Report only the number of lines in this material that include the string "Processing".

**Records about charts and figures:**
--- BEGIN ---

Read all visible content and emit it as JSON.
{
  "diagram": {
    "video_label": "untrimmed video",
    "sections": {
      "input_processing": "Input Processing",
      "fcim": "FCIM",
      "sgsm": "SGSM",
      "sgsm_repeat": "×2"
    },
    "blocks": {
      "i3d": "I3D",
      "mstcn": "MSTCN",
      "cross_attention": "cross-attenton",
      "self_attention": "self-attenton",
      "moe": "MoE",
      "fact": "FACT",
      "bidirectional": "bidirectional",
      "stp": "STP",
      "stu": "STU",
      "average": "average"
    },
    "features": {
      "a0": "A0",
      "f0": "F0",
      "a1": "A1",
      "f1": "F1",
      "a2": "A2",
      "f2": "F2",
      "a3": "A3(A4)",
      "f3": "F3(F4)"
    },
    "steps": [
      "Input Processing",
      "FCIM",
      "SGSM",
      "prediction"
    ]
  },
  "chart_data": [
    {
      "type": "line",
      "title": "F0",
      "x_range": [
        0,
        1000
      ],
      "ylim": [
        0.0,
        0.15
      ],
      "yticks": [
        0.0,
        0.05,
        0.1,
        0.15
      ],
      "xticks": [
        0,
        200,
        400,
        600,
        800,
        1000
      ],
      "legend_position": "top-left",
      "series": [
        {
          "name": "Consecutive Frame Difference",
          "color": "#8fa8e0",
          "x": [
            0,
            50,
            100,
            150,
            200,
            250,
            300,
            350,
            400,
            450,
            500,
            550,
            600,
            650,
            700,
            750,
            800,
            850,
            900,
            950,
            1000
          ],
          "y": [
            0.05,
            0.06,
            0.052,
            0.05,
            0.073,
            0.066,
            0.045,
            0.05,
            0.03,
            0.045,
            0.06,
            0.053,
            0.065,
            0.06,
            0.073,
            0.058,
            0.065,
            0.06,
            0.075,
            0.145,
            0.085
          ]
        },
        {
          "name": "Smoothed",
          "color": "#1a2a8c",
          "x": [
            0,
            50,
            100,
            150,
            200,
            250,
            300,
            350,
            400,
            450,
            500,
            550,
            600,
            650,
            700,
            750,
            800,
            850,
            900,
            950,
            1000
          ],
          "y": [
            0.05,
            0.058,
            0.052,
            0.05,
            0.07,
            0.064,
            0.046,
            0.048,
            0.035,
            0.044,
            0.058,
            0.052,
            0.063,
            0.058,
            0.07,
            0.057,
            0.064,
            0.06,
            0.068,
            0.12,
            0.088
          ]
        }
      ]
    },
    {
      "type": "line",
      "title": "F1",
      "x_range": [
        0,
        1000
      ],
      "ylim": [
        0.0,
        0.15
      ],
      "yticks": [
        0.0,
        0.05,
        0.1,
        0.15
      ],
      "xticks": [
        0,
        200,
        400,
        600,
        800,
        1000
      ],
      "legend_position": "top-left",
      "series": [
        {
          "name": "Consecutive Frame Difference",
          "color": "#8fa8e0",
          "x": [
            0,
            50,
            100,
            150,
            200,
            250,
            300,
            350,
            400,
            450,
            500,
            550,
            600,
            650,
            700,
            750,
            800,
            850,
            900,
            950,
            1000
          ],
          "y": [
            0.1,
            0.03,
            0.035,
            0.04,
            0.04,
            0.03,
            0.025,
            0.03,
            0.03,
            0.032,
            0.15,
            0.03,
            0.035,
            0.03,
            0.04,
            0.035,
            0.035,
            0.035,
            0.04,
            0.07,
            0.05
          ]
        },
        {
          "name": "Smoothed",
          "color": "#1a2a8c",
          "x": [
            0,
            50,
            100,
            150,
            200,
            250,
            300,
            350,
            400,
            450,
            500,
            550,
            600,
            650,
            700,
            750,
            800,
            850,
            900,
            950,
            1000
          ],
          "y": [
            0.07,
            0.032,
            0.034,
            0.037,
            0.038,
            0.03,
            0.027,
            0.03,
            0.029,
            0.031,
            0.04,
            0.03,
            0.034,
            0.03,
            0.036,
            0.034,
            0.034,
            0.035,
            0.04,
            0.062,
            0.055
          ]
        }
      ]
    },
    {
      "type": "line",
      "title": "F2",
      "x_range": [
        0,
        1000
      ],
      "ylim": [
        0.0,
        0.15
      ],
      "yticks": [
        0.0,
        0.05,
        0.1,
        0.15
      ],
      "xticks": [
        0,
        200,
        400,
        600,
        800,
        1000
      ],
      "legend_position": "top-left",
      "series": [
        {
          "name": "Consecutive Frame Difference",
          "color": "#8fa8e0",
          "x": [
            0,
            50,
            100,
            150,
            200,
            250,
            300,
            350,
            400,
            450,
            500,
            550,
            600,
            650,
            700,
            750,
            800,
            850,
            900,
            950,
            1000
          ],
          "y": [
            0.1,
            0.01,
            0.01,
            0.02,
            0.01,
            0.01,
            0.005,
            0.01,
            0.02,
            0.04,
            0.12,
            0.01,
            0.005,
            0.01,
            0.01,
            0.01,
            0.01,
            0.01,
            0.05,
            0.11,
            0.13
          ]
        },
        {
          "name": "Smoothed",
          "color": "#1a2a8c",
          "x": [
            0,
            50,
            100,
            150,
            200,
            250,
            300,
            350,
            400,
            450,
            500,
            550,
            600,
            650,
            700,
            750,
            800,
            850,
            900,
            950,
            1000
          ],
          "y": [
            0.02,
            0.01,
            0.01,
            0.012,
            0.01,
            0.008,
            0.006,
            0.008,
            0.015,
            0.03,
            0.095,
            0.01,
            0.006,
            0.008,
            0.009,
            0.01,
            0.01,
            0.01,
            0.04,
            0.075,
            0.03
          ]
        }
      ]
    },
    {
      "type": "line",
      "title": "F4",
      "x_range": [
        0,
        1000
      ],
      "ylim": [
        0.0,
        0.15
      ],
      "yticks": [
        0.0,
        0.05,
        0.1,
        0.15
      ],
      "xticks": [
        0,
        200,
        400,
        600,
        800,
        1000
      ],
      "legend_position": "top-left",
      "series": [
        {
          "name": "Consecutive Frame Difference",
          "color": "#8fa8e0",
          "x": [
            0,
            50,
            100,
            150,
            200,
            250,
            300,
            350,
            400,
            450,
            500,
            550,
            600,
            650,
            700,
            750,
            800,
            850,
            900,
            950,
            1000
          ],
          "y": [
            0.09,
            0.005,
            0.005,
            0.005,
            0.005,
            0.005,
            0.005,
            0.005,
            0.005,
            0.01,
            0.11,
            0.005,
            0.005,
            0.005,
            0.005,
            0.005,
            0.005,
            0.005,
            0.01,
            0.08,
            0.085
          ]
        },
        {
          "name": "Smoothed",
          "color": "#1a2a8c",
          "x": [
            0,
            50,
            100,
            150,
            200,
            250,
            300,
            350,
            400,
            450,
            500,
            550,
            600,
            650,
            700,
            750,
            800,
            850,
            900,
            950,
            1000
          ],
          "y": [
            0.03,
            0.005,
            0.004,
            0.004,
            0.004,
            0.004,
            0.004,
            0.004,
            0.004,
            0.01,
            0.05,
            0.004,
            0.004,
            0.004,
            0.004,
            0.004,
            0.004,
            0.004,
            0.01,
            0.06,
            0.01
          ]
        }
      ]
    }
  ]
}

--- END ---

**The completed task:** 2